* Exercise objective
Copy every line in the records below that contains the word "Kluwer".

* Dataset
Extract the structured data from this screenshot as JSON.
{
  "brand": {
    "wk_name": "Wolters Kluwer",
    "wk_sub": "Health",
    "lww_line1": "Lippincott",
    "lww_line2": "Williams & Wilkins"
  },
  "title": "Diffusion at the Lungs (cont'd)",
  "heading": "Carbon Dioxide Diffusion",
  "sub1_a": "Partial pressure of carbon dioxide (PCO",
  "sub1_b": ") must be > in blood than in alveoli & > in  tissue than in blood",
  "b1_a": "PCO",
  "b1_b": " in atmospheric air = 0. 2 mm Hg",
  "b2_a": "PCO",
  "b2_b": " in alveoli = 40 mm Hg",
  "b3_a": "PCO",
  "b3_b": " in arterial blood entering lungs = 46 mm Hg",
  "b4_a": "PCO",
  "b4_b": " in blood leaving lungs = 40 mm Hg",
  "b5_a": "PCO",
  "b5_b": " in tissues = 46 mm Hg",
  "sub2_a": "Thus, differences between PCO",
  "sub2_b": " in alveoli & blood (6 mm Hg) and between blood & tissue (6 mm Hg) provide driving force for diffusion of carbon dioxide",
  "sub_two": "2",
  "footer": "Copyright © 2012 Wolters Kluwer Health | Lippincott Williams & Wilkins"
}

* Final result
    "wk_name": "Wolters Kluwer",
  "footer": "Copyright © 2012 Wolters Kluwer Health | Lippincott Williams & Wilkins"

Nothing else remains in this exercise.